**Description of the task**
Without including the pictures, copy out every line below.

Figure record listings
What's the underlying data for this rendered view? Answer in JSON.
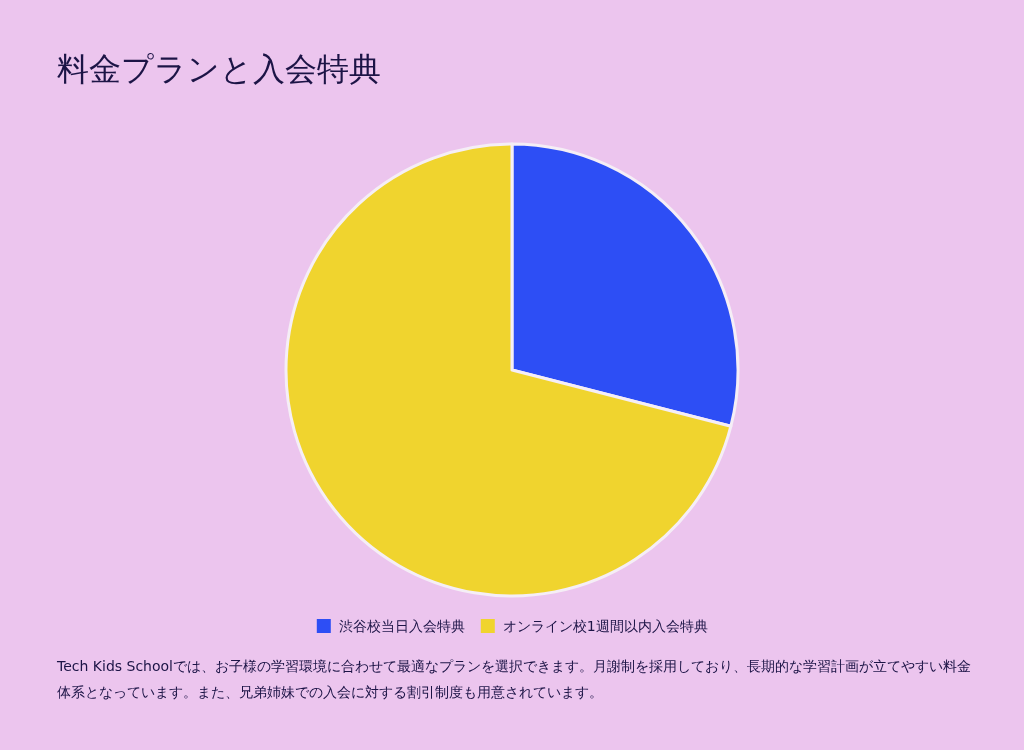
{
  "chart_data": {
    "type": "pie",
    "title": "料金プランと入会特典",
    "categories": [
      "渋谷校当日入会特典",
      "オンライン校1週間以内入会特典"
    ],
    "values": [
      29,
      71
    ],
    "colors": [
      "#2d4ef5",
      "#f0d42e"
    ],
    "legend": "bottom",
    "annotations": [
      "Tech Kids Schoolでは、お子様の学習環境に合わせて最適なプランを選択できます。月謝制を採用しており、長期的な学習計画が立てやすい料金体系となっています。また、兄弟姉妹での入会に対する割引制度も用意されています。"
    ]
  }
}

**Final answer**
What's the underlying data for this rendered view? Answer in JSON.
{
  "chart_data": {
    "type": "pie",
    "title": "料金プランと入会特典",
    "categories": [
      "渋谷校当日入会特典",
      "オンライン校1週間以内入会特典"
    ],
    "values": [
      29,
      71
    ],
    "colors": [
      "#2d4ef5",
      "#f0d42e"
    ],
    "legend": "bottom",
    "annotations": [
      "Tech Kids Schoolでは、お子様の学習環境に合わせて最適なプランを選択できます。月謝制を採用しており、長期的な学習計画が立てやすい料金体系となっています。また、兄弟姉妹での入会に対する割引制度も用意されています。"
    ]
  }
}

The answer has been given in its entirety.